In your copy, leave out the pictures and repeat the entries below exactly.

▸ **Available data**
□ □ □ □ □ □ □

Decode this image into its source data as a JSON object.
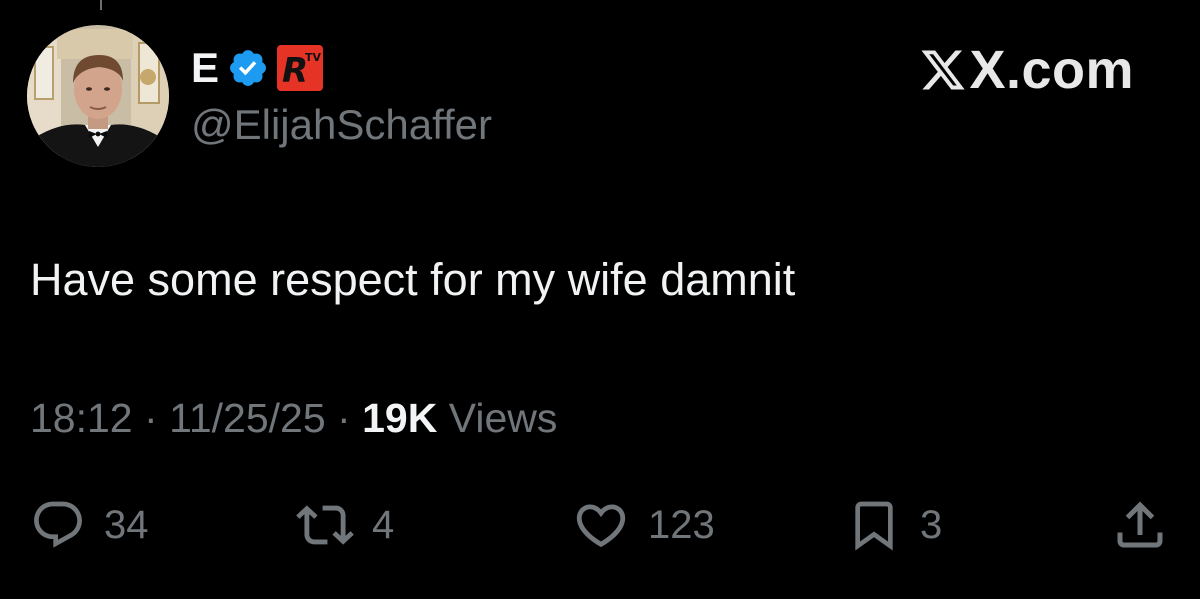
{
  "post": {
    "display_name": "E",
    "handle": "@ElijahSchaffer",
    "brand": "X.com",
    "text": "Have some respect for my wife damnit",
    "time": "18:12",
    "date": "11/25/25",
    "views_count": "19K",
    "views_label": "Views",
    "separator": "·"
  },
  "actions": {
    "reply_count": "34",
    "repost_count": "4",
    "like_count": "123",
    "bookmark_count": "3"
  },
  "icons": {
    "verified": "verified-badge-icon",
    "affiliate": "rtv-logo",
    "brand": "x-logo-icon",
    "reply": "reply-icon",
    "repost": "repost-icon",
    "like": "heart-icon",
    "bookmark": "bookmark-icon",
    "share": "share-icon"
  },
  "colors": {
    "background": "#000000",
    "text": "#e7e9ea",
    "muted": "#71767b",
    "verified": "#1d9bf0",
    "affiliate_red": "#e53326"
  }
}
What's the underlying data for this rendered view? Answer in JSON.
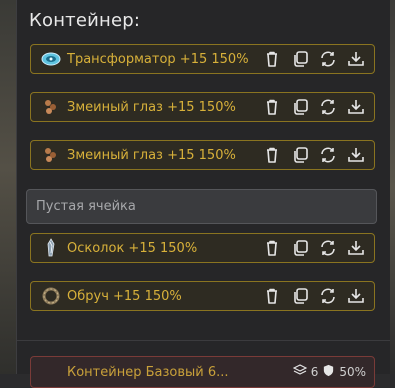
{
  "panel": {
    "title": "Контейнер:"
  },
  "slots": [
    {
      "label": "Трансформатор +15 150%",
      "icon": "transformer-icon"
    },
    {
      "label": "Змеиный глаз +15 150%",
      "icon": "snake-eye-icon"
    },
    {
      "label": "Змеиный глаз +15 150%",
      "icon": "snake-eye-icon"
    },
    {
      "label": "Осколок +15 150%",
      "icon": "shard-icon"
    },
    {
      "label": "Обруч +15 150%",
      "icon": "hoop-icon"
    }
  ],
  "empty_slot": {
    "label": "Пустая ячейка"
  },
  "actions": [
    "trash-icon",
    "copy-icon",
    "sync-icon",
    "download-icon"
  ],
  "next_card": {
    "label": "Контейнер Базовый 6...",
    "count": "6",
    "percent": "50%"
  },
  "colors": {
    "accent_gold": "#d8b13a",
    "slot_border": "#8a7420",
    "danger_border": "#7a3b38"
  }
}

□ □ □ □ □ □ □

▸ **Final result**
Decode this image into its source data as a JSON object.
{
  "post": {
    "display_name": "E",
    "handle": "@ElijahSchaffer",
    "brand": "X.com",
    "text": "Have some respect for my wife damnit",
    "time": "18:12",
    "date": "11/25/25",
    "views_count": "19K",
    "views_label": "Views",
    "separator": "·"
  },
  "actions": {
    "reply_count": "34",
    "repost_count": "4",
    "like_count": "123",
    "bookmark_count": "3"
  },
  "icons": {
    "verified": "verified-badge-icon",
    "affiliate": "rtv-logo",
    "brand": "x-logo-icon",
    "reply": "reply-icon",
    "repost": "repost-icon",
    "like": "heart-icon",
    "bookmark": "bookmark-icon",
    "share": "share-icon"
  },
  "colors": {
    "background": "#000000",
    "text": "#e7e9ea",
    "muted": "#71767b",
    "verified": "#1d9bf0",
    "affiliate_red": "#e53326"
  }
}
What's the underlying data for this rendered view? Answer in JSON.
{
  "panel": {
    "title": "Контейнер:"
  },
  "slots": [
    {
      "label": "Трансформатор +15 150%",
      "icon": "transformer-icon"
    },
    {
      "label": "Змеиный глаз +15 150%",
      "icon": "snake-eye-icon"
    },
    {
      "label": "Змеиный глаз +15 150%",
      "icon": "snake-eye-icon"
    },
    {
      "label": "Осколок +15 150%",
      "icon": "shard-icon"
    },
    {
      "label": "Обруч +15 150%",
      "icon": "hoop-icon"
    }
  ],
  "empty_slot": {
    "label": "Пустая ячейка"
  },
  "actions": [
    "trash-icon",
    "copy-icon",
    "sync-icon",
    "download-icon"
  ],
  "next_card": {
    "label": "Контейнер Базовый 6...",
    "count": "6",
    "percent": "50%"
  },
  "colors": {
    "accent_gold": "#d8b13a",
    "slot_border": "#8a7420",
    "danger_border": "#7a3b38"
  }
}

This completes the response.